Dataset entries
******************************

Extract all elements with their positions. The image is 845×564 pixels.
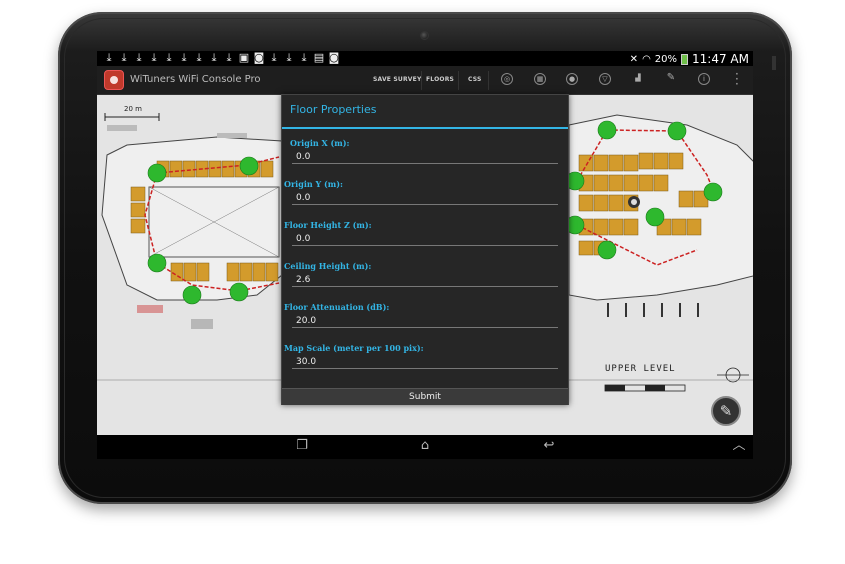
download-icon: ⤓: [271, 51, 277, 64]
download-icon: ⤓: [286, 51, 292, 64]
divider: [458, 71, 459, 90]
mute-icon: ✕: [629, 53, 639, 65]
download-icon: ⤓: [121, 51, 127, 64]
clock: 11:47 AM: [692, 52, 749, 66]
download-icon: ⤓: [211, 51, 217, 64]
recent-apps-icon[interactable]: ❐: [292, 439, 312, 453]
image-icon: ▣: [238, 51, 250, 64]
chevron-up-icon[interactable]: ︿: [729, 439, 749, 453]
download-icon: ⤓: [181, 51, 187, 64]
navigation-bar: ❐ ⌂ ↩ ︿: [97, 435, 753, 459]
action-bar: WiTuners WiFi Console Pro SAVE SURVEY FL…: [97, 66, 753, 95]
signal-icon[interactable]: ▟: [632, 73, 644, 85]
download-icon: ⤓: [136, 51, 142, 64]
camera-icon: ◙: [328, 51, 340, 64]
download-icon: ⤓: [226, 51, 232, 64]
system-status: ✕ ◠ 20% 11:47 AM: [630, 52, 749, 66]
back-icon[interactable]: ↩: [539, 439, 559, 453]
upper-level-label: UPPER LEVEL: [605, 364, 676, 374]
download-icon: ⤓: [166, 51, 172, 64]
notification-icons: ⤓ ⤓ ⤓ ⤓ ⤓ ⤓ ⤓ ⤓ ⤓ ▣ ◙ ⤓ ⤓ ⤓ ▤ ◙: [103, 52, 340, 64]
battery-icon: [681, 53, 689, 65]
wrench-icon[interactable]: ✎: [665, 73, 677, 85]
floor-attenuation-field[interactable]: [292, 314, 558, 328]
battery-percent: 20%: [654, 53, 678, 65]
app-title: WiTuners WiFi Console Pro: [130, 74, 261, 85]
front-camera: [420, 31, 429, 40]
origin-x-field[interactable]: [292, 150, 558, 164]
map-scale-field[interactable]: [292, 355, 558, 369]
status-bar: ⤓ ⤓ ⤓ ⤓ ⤓ ⤓ ⤓ ⤓ ⤓ ▣ ◙ ⤓ ⤓ ⤓ ▤ ◙ ✕ ◠ 20% …: [97, 51, 753, 66]
edit-button[interactable]: ✎: [711, 396, 741, 426]
edit-icon: ✎: [719, 402, 733, 420]
filter-icon[interactable]: ▽: [599, 73, 611, 85]
gallery-icon: ▤: [313, 51, 325, 64]
map-scale-label: 20 m: [124, 105, 142, 113]
survey-icon[interactable]: ◎: [501, 73, 513, 85]
floor-attenuation-label: Floor Attenuation (dB):: [284, 302, 390, 312]
dialog-title: Floor Properties: [290, 103, 377, 116]
submit-button[interactable]: Submit: [282, 388, 568, 405]
divider: [421, 71, 422, 90]
download-icon: ⤓: [106, 51, 112, 64]
circle-icon[interactable]: ●: [566, 73, 578, 85]
info-icon[interactable]: i: [698, 73, 710, 85]
map-scale-label: Map Scale (meter per 100 pix):: [284, 343, 424, 353]
title-divider: [282, 127, 568, 129]
divider: [488, 71, 489, 90]
grid-icon[interactable]: ▦: [534, 73, 546, 85]
floor-properties-dialog: Floor Properties Origin X (m): Origin Y …: [281, 94, 569, 405]
camera-icon: ◙: [253, 51, 265, 64]
origin-y-label: Origin Y (m):: [284, 179, 343, 189]
download-icon: ⤓: [151, 51, 157, 64]
origin-y-field[interactable]: [292, 191, 558, 205]
download-icon: ⤓: [301, 51, 307, 64]
volume-button: [772, 56, 776, 70]
overflow-menu-icon[interactable]: · · ·: [735, 68, 739, 90]
app-logo-icon[interactable]: [104, 70, 124, 90]
css-button[interactable]: CSS: [468, 76, 482, 83]
home-icon[interactable]: ⌂: [415, 439, 435, 453]
wifi-icon: ◠: [642, 53, 651, 65]
ceiling-height-field[interactable]: [292, 273, 558, 287]
origin-x-label: Origin X (m):: [290, 138, 350, 148]
floors-button[interactable]: FLOORS: [426, 76, 454, 83]
screen: ⤓ ⤓ ⤓ ⤓ ⤓ ⤓ ⤓ ⤓ ⤓ ▣ ◙ ⤓ ⤓ ⤓ ▤ ◙ ✕ ◠ 20% …: [97, 51, 753, 459]
download-icon: ⤓: [196, 51, 202, 64]
floor-height-label: Floor Height Z (m):: [284, 220, 372, 230]
ceiling-height-label: Ceiling Height (m):: [284, 261, 372, 271]
floor-height-field[interactable]: [292, 232, 558, 246]
save-survey-button[interactable]: SAVE SURVEY: [373, 76, 422, 83]
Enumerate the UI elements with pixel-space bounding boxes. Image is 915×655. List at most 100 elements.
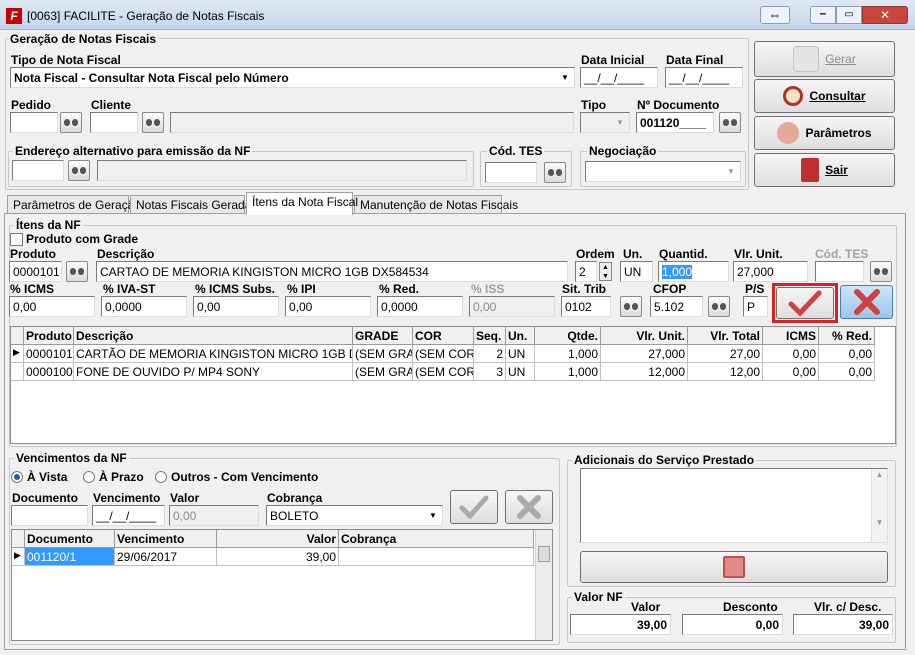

******************************

**Task statement**.
Please retype every item above line for line, omitting the pictures.

**Response**.
Extract all elements with their positions. The image is 845×564 pixels.
download-icon: ⤓: [271, 51, 277, 64]
download-icon: ⤓: [286, 51, 292, 64]
divider: [458, 71, 459, 90]
mute-icon: ✕: [629, 53, 639, 65]
download-icon: ⤓: [121, 51, 127, 64]
clock: 11:47 AM: [692, 52, 749, 66]
download-icon: ⤓: [211, 51, 217, 64]
recent-apps-icon[interactable]: ❐: [292, 439, 312, 453]
image-icon: ▣: [238, 51, 250, 64]
chevron-up-icon[interactable]: ︿: [729, 439, 749, 453]
download-icon: ⤓: [181, 51, 187, 64]
navigation-bar: ❐ ⌂ ↩ ︿: [97, 435, 753, 459]
action-bar: WiTuners WiFi Console Pro SAVE SURVEY FL…: [97, 66, 753, 95]
signal-icon[interactable]: ▟: [632, 73, 644, 85]
download-icon: ⤓: [136, 51, 142, 64]
camera-icon: ◙: [328, 51, 340, 64]
download-icon: ⤓: [226, 51, 232, 64]
system-status: ✕ ◠ 20% 11:47 AM: [630, 52, 749, 66]
back-icon[interactable]: ↩: [539, 439, 559, 453]
upper-level-label: UPPER LEVEL: [605, 364, 676, 374]
download-icon: ⤓: [166, 51, 172, 64]
notification-icons: ⤓ ⤓ ⤓ ⤓ ⤓ ⤓ ⤓ ⤓ ⤓ ▣ ◙ ⤓ ⤓ ⤓ ▤ ◙: [103, 52, 340, 64]
battery-icon: [681, 53, 689, 65]
wrench-icon[interactable]: ✎: [665, 73, 677, 85]
floor-attenuation-field[interactable]: [292, 314, 558, 328]
battery-percent: 20%: [654, 53, 678, 65]
app-title: WiTuners WiFi Console Pro: [130, 74, 261, 85]
front-camera: [420, 31, 429, 40]
origin-x-field[interactable]: [292, 150, 558, 164]
map-scale-field[interactable]: [292, 355, 558, 369]
status-bar: ⤓ ⤓ ⤓ ⤓ ⤓ ⤓ ⤓ ⤓ ⤓ ▣ ◙ ⤓ ⤓ ⤓ ▤ ◙ ✕ ◠ 20% …: [97, 51, 753, 66]
edit-button[interactable]: ✎: [711, 396, 741, 426]
edit-icon: ✎: [719, 402, 733, 420]
filter-icon[interactable]: ▽: [599, 73, 611, 85]
gallery-icon: ▤: [313, 51, 325, 64]
map-scale-label: 20 m: [124, 105, 142, 113]
survey-icon[interactable]: ◎: [501, 73, 513, 85]
floor-attenuation-label: Floor Attenuation (dB):: [284, 302, 390, 312]
dialog-title: Floor Properties: [290, 103, 377, 116]
submit-button[interactable]: Submit: [282, 388, 568, 405]
divider: [421, 71, 422, 90]
download-icon: ⤓: [106, 51, 112, 64]
circle-icon[interactable]: ●: [566, 73, 578, 85]
info-icon[interactable]: i: [698, 73, 710, 85]
map-scale-label: Map Scale (meter per 100 pix):: [284, 343, 424, 353]
title-divider: [282, 127, 568, 129]
divider: [488, 71, 489, 90]
grid-icon[interactable]: ▦: [534, 73, 546, 85]
floor-properties-dialog: Floor Properties Origin X (m): Origin Y …: [281, 94, 569, 405]
camera-icon: ◙: [253, 51, 265, 64]
origin-y-label: Origin Y (m):: [284, 179, 343, 189]
download-icon: ⤓: [151, 51, 157, 64]
origin-y-field[interactable]: [292, 191, 558, 205]
download-icon: ⤓: [301, 51, 307, 64]
volume-button: [772, 56, 776, 70]
overflow-menu-icon[interactable]: · · ·: [735, 68, 739, 90]
app-logo-icon[interactable]: [104, 70, 124, 90]
css-button[interactable]: CSS: [468, 76, 482, 83]
home-icon[interactable]: ⌂: [415, 439, 435, 453]
wifi-icon: ◠: [642, 53, 651, 65]
ceiling-height-field[interactable]: [292, 273, 558, 287]
origin-x-label: Origin X (m):: [290, 138, 350, 148]
floors-button[interactable]: FLOORS: [426, 76, 454, 83]
screen: ⤓ ⤓ ⤓ ⤓ ⤓ ⤓ ⤓ ⤓ ⤓ ▣ ◙ ⤓ ⤓ ⤓ ▤ ◙ ✕ ◠ 20% …: [97, 51, 753, 459]
download-icon: ⤓: [196, 51, 202, 64]
floor-height-label: Floor Height Z (m):: [284, 220, 372, 230]
ceiling-height-label: Ceiling Height (m):: [284, 261, 372, 271]
floor-height-field[interactable]: [292, 232, 558, 246]
save-survey-button[interactable]: SAVE SURVEY: [373, 76, 422, 83]
Enumerate the UI elements with pixel-space bounding boxes. Image is 915×655. List at most 100 elements.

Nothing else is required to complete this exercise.